Take each line that has the word "this" and return it.

BEGIN Given data

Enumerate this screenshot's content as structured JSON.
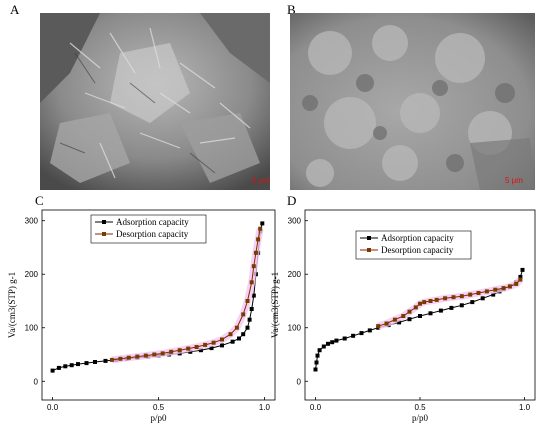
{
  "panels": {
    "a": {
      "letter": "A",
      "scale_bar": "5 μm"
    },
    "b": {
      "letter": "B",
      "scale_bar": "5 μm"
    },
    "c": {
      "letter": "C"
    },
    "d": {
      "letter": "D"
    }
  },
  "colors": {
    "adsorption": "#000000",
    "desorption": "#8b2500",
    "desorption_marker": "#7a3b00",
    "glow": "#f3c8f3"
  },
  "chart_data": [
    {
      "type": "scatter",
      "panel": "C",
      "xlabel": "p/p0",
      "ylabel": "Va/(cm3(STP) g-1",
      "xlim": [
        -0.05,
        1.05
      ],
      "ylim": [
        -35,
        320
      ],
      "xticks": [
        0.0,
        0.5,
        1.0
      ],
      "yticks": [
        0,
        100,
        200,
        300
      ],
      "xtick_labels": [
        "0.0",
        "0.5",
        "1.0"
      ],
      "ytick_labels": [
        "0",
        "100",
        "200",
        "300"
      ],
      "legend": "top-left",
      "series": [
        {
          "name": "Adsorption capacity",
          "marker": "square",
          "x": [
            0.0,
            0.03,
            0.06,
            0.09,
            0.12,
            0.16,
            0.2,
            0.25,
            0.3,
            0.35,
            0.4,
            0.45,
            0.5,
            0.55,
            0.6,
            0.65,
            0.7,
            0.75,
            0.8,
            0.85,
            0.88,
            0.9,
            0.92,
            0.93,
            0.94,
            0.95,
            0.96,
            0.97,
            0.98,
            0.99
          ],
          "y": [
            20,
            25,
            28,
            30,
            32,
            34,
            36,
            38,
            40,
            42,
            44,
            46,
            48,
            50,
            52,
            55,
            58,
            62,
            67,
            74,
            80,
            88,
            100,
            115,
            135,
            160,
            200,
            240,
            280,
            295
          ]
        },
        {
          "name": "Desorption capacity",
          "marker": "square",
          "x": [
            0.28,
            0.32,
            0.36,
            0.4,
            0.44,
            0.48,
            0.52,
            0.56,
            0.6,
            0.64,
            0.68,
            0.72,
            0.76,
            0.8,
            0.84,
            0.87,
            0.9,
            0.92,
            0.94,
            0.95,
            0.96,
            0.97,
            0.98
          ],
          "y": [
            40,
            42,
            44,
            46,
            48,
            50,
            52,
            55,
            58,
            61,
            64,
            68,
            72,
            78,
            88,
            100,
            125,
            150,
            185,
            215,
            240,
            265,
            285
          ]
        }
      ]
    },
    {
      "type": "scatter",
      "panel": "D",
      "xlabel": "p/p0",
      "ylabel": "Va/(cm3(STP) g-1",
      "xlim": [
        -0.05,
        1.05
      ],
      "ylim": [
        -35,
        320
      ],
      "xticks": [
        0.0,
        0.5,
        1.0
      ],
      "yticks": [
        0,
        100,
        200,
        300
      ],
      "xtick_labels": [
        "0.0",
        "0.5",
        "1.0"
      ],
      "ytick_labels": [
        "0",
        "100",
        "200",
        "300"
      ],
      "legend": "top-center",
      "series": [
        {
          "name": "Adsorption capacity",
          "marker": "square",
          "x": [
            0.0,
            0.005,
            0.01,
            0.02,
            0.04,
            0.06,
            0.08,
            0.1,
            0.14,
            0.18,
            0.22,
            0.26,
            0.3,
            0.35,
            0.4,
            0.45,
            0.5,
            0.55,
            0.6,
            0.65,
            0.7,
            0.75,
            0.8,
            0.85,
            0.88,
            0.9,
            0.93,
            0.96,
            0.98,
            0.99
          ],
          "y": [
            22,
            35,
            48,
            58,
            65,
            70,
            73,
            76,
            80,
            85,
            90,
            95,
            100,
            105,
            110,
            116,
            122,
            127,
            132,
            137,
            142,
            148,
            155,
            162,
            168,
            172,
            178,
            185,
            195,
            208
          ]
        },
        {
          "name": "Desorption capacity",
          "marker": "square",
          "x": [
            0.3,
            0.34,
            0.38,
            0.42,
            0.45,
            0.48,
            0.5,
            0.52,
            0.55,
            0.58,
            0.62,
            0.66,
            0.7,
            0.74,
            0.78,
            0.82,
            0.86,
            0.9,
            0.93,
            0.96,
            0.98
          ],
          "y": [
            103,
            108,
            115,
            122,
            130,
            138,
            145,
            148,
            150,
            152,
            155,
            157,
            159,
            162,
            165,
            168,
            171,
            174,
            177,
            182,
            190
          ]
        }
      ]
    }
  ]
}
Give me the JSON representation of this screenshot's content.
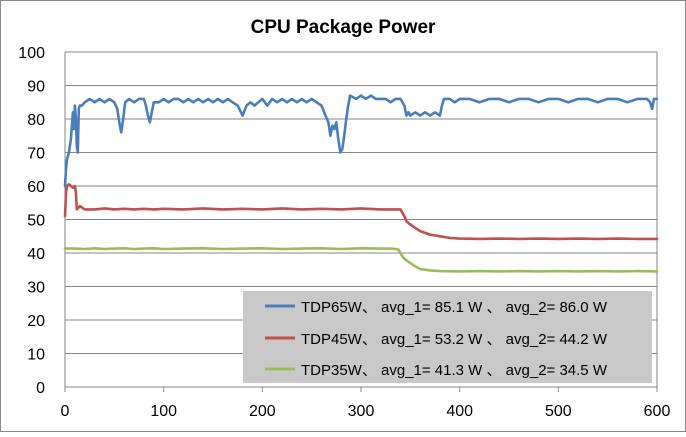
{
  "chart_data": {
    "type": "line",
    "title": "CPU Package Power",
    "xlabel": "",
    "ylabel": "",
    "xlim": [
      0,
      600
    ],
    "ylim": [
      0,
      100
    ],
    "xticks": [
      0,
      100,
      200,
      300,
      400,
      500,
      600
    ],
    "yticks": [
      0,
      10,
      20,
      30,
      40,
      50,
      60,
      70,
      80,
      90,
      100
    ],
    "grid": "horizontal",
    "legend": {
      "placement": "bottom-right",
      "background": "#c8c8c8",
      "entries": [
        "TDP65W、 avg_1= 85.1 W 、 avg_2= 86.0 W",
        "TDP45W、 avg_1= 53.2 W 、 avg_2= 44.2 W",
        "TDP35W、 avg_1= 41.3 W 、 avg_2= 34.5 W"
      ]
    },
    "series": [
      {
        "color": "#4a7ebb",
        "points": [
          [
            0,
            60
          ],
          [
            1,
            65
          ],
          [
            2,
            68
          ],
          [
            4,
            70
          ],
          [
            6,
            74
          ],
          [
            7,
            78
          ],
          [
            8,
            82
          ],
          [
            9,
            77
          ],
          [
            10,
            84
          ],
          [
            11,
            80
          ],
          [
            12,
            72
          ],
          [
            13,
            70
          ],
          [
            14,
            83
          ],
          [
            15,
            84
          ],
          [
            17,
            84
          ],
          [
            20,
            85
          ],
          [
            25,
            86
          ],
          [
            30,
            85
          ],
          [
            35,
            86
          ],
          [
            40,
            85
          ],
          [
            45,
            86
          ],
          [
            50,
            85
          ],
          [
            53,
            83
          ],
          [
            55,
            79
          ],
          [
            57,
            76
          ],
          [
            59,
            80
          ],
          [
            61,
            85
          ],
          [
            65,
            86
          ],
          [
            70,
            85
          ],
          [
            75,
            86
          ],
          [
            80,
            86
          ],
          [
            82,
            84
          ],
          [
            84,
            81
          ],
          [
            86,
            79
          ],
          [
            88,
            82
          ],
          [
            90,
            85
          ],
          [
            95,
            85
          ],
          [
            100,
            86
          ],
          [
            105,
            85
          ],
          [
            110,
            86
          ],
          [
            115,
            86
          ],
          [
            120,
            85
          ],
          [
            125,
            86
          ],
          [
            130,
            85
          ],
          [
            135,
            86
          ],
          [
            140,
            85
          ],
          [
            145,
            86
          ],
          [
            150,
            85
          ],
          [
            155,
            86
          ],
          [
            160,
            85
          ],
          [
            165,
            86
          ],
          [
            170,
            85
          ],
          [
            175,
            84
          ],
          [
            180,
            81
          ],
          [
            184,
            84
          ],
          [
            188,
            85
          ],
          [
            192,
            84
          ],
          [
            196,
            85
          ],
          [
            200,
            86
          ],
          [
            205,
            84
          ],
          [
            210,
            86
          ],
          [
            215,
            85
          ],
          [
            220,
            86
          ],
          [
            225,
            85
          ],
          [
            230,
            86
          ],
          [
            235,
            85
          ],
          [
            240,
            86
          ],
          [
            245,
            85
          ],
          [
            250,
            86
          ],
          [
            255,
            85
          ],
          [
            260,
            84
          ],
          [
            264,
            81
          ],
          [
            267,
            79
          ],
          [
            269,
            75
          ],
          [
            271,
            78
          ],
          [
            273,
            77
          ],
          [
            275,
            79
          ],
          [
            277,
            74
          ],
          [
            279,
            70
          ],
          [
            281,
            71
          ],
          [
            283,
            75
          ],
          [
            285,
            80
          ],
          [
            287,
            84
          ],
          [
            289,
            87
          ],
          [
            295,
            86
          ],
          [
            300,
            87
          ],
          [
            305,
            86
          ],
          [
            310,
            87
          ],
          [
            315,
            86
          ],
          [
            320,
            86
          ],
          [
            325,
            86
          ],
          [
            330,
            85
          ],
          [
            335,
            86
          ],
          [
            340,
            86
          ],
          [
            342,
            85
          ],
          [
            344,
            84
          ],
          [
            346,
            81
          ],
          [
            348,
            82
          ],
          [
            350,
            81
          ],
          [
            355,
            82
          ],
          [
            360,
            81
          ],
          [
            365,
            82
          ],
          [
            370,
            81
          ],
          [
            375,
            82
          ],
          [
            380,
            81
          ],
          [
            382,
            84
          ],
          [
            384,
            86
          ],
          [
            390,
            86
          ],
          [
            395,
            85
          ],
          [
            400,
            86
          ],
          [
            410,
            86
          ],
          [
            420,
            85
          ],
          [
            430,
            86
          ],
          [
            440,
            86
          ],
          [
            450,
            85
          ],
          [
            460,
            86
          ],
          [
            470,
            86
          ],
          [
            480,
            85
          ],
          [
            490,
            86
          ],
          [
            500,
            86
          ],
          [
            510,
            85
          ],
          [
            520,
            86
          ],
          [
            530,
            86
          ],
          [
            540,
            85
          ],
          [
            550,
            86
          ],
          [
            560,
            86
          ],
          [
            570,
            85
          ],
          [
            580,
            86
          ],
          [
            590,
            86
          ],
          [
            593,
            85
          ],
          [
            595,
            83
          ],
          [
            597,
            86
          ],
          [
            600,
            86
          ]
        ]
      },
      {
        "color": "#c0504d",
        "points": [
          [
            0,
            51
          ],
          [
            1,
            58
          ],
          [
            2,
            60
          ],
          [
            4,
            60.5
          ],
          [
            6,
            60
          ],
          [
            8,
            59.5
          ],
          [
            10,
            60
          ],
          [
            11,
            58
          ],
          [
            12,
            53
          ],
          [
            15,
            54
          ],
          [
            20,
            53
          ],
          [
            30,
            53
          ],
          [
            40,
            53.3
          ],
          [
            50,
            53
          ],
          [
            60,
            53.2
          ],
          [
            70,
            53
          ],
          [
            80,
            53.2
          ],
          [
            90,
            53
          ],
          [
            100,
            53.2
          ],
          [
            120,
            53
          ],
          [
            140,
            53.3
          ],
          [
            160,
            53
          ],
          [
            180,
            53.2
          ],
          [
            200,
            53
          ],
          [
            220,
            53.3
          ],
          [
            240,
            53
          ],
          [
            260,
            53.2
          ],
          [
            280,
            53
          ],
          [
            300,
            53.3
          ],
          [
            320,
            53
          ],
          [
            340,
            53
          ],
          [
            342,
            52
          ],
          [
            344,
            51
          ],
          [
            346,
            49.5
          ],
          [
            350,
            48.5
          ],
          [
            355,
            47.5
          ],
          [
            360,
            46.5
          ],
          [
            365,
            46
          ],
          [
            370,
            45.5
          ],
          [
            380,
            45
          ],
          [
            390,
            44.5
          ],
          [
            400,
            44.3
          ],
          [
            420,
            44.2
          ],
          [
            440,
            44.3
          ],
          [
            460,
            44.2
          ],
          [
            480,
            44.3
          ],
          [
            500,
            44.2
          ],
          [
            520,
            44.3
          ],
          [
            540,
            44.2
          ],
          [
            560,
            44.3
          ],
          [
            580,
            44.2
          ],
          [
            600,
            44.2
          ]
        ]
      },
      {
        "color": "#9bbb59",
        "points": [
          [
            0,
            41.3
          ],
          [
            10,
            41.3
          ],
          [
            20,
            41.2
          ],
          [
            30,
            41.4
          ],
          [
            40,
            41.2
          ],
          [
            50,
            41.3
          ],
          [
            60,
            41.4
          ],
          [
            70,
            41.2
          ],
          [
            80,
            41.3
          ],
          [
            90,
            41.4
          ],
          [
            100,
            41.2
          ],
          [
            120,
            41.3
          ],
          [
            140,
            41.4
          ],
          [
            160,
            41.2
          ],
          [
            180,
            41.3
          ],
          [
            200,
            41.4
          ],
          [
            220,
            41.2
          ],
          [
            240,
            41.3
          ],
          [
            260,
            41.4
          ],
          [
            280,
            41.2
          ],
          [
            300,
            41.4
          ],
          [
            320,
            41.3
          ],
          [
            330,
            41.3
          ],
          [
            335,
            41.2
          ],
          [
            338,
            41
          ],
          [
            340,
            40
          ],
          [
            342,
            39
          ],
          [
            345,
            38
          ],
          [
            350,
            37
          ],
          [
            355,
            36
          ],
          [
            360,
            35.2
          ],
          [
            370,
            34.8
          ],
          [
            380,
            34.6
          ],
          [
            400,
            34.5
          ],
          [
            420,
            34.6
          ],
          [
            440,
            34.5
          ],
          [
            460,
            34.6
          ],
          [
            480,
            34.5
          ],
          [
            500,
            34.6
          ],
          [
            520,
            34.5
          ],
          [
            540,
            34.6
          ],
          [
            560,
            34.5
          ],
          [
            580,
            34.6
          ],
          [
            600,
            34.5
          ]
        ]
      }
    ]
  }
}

END Given data

**Reply**.
Enumerate this screenshot's content as structured JSON.
Give me the JSON representation of this screenshot's content.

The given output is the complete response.